#### Stated task:
All of the data below must be repeated exactly.

--- begin ---

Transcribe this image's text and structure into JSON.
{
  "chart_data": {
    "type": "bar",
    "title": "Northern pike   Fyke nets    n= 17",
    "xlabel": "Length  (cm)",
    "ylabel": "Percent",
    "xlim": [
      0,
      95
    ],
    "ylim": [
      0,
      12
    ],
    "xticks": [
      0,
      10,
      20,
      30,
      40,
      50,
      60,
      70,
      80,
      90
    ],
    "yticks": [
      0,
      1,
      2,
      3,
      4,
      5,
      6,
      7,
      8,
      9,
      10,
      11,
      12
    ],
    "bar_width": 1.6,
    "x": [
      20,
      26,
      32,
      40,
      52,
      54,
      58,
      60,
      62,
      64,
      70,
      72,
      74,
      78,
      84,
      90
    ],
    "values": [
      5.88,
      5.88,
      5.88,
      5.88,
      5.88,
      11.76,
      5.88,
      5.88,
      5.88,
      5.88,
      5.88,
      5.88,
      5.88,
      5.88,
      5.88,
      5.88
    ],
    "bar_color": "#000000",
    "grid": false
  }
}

--- end ---

#### Response to this task:
Transcribe this image's text and structure into JSON.
{
  "chart_data": {
    "type": "bar",
    "title": "Northern pike   Fyke nets    n= 17",
    "xlabel": "Length  (cm)",
    "ylabel": "Percent",
    "xlim": [
      0,
      95
    ],
    "ylim": [
      0,
      12
    ],
    "xticks": [
      0,
      10,
      20,
      30,
      40,
      50,
      60,
      70,
      80,
      90
    ],
    "yticks": [
      0,
      1,
      2,
      3,
      4,
      5,
      6,
      7,
      8,
      9,
      10,
      11,
      12
    ],
    "bar_width": 1.6,
    "x": [
      20,
      26,
      32,
      40,
      52,
      54,
      58,
      60,
      62,
      64,
      70,
      72,
      74,
      78,
      84,
      90
    ],
    "values": [
      5.88,
      5.88,
      5.88,
      5.88,
      5.88,
      11.76,
      5.88,
      5.88,
      5.88,
      5.88,
      5.88,
      5.88,
      5.88,
      5.88,
      5.88,
      5.88
    ],
    "bar_color": "#000000",
    "grid": false
  }
}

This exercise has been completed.